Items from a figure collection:
<<<<
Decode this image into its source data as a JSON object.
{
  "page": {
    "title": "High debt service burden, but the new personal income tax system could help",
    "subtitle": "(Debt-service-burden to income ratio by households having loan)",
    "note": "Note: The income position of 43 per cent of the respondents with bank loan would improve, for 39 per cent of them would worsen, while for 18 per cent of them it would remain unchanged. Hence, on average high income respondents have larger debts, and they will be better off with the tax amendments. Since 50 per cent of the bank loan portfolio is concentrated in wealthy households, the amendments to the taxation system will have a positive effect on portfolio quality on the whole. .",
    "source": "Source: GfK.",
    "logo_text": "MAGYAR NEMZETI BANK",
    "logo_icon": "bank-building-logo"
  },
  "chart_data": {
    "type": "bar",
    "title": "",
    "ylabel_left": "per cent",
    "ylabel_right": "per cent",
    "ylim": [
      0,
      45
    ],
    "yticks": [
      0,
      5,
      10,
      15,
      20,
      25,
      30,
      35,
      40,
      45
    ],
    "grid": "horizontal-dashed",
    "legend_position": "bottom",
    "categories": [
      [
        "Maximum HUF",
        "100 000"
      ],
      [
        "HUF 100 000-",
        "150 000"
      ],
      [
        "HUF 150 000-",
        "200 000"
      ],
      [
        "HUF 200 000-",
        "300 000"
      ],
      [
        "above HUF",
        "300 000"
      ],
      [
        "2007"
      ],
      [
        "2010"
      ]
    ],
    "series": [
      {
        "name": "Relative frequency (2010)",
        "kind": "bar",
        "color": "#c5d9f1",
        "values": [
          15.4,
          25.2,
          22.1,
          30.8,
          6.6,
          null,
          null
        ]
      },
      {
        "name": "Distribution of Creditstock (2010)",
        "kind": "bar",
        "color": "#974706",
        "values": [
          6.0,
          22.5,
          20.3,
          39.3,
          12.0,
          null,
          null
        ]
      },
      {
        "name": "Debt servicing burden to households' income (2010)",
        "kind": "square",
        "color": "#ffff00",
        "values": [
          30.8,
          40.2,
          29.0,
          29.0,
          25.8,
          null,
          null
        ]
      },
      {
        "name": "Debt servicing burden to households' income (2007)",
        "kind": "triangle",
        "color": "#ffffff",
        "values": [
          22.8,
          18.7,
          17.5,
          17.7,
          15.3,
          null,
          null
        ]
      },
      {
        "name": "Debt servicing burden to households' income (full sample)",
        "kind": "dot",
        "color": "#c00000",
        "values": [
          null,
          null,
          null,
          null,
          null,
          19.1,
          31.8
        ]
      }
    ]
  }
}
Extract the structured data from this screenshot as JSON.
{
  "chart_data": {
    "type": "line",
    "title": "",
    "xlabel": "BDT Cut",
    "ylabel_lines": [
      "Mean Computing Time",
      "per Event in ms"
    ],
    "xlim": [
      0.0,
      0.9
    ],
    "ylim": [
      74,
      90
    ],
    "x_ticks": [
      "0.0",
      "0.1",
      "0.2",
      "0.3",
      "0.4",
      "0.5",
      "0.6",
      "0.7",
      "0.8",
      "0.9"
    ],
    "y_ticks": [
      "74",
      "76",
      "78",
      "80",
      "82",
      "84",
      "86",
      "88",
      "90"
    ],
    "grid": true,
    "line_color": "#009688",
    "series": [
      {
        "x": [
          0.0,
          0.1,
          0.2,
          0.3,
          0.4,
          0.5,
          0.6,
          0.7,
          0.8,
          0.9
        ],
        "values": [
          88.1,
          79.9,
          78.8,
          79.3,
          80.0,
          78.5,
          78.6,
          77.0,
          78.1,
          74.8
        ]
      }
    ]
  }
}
>>>>
• [Stated goal] Reproduce each entry word for word.

• [The result]
Decode this image into its source data as a JSON object.
{
  "page": {
    "title": "High debt service burden, but the new personal income tax system could help",
    "subtitle": "(Debt-service-burden to income ratio by households having loan)",
    "note": "Note: The income position of 43 per cent of the respondents with bank loan would improve, for 39 per cent of them would worsen, while for 18 per cent of them it would remain unchanged. Hence, on average high income respondents have larger debts, and they will be better off with the tax amendments. Since 50 per cent of the bank loan portfolio is concentrated in wealthy households, the amendments to the taxation system will have a positive effect on portfolio quality on the whole. .",
    "source": "Source: GfK.",
    "logo_text": "MAGYAR NEMZETI BANK",
    "logo_icon": "bank-building-logo"
  },
  "chart_data": {
    "type": "bar",
    "title": "",
    "ylabel_left": "per cent",
    "ylabel_right": "per cent",
    "ylim": [
      0,
      45
    ],
    "yticks": [
      0,
      5,
      10,
      15,
      20,
      25,
      30,
      35,
      40,
      45
    ],
    "grid": "horizontal-dashed",
    "legend_position": "bottom",
    "categories": [
      [
        "Maximum HUF",
        "100 000"
      ],
      [
        "HUF 100 000-",
        "150 000"
      ],
      [
        "HUF 150 000-",
        "200 000"
      ],
      [
        "HUF 200 000-",
        "300 000"
      ],
      [
        "above HUF",
        "300 000"
      ],
      [
        "2007"
      ],
      [
        "2010"
      ]
    ],
    "series": [
      {
        "name": "Relative frequency (2010)",
        "kind": "bar",
        "color": "#c5d9f1",
        "values": [
          15.4,
          25.2,
          22.1,
          30.8,
          6.6,
          null,
          null
        ]
      },
      {
        "name": "Distribution of Creditstock (2010)",
        "kind": "bar",
        "color": "#974706",
        "values": [
          6.0,
          22.5,
          20.3,
          39.3,
          12.0,
          null,
          null
        ]
      },
      {
        "name": "Debt servicing burden to households' income (2010)",
        "kind": "square",
        "color": "#ffff00",
        "values": [
          30.8,
          40.2,
          29.0,
          29.0,
          25.8,
          null,
          null
        ]
      },
      {
        "name": "Debt servicing burden to households' income (2007)",
        "kind": "triangle",
        "color": "#ffffff",
        "values": [
          22.8,
          18.7,
          17.5,
          17.7,
          15.3,
          null,
          null
        ]
      },
      {
        "name": "Debt servicing burden to households' income (full sample)",
        "kind": "dot",
        "color": "#c00000",
        "values": [
          null,
          null,
          null,
          null,
          null,
          19.1,
          31.8
        ]
      }
    ]
  }
}
Extract the structured data from this screenshot as JSON.
{
  "chart_data": {
    "type": "line",
    "title": "",
    "xlabel": "BDT Cut",
    "ylabel_lines": [
      "Mean Computing Time",
      "per Event in ms"
    ],
    "xlim": [
      0.0,
      0.9
    ],
    "ylim": [
      74,
      90
    ],
    "x_ticks": [
      "0.0",
      "0.1",
      "0.2",
      "0.3",
      "0.4",
      "0.5",
      "0.6",
      "0.7",
      "0.8",
      "0.9"
    ],
    "y_ticks": [
      "74",
      "76",
      "78",
      "80",
      "82",
      "84",
      "86",
      "88",
      "90"
    ],
    "grid": true,
    "line_color": "#009688",
    "series": [
      {
        "x": [
          0.0,
          0.1,
          0.2,
          0.3,
          0.4,
          0.5,
          0.6,
          0.7,
          0.8,
          0.9
        ],
        "values": [
          88.1,
          79.9,
          78.8,
          79.3,
          80.0,
          78.5,
          78.6,
          77.0,
          78.1,
          74.8
        ]
      }
    ]
  }
}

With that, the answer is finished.